*SHORT TASK*
Single out each line with the word "member" and copy it.

Data extracted from a collection:
____
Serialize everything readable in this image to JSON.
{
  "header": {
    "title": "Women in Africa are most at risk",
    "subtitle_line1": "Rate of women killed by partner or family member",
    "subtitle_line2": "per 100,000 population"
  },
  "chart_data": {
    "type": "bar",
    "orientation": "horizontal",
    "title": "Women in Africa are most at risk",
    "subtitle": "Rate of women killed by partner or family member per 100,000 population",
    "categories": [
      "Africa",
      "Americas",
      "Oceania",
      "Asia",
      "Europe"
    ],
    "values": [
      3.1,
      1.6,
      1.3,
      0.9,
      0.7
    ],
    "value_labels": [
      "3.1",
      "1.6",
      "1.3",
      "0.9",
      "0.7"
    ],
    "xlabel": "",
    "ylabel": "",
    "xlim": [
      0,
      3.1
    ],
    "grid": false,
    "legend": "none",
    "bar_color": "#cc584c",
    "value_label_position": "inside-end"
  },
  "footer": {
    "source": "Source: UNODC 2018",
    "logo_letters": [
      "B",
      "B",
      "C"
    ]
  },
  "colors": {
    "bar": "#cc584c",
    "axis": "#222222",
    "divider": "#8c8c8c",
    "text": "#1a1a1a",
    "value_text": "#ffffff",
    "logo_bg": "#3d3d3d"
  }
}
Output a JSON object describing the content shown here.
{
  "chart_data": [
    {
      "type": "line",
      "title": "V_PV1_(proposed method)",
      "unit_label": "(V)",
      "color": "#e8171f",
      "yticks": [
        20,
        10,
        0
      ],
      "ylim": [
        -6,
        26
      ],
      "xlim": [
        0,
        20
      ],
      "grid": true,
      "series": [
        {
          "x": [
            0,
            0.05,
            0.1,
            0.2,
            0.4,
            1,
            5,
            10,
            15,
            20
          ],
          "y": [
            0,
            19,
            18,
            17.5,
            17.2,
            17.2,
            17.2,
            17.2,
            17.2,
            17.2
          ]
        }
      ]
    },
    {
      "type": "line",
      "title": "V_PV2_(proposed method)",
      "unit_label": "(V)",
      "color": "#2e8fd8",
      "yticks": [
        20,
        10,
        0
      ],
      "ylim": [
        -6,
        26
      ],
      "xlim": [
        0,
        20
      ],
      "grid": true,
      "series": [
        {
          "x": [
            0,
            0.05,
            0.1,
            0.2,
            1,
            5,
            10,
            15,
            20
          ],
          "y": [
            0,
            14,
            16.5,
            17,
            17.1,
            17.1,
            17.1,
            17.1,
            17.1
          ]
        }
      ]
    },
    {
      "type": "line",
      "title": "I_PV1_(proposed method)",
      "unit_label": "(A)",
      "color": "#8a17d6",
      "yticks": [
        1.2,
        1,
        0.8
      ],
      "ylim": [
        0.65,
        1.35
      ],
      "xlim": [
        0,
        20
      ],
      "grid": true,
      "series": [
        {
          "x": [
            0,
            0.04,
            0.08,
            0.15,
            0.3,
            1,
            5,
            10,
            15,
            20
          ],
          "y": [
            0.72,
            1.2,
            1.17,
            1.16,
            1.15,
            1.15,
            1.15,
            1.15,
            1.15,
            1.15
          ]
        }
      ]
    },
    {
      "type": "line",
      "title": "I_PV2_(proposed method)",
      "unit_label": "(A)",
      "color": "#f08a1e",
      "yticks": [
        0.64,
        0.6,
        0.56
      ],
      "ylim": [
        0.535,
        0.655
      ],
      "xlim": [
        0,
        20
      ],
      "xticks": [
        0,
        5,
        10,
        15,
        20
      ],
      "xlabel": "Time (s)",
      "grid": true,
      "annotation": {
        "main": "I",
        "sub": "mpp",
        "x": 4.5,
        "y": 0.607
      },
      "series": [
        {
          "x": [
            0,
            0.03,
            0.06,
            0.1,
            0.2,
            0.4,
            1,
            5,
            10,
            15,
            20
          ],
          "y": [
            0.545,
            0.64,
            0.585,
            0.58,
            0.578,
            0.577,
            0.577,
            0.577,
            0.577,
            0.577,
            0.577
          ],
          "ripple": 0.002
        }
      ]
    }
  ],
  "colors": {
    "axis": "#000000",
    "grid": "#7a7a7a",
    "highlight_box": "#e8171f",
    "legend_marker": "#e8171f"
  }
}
____
*RESULT BELOW*
    "subtitle_line1": "Rate of women killed by partner or family member",
    "subtitle": "Rate of women killed by partner or family member per 100,000 population",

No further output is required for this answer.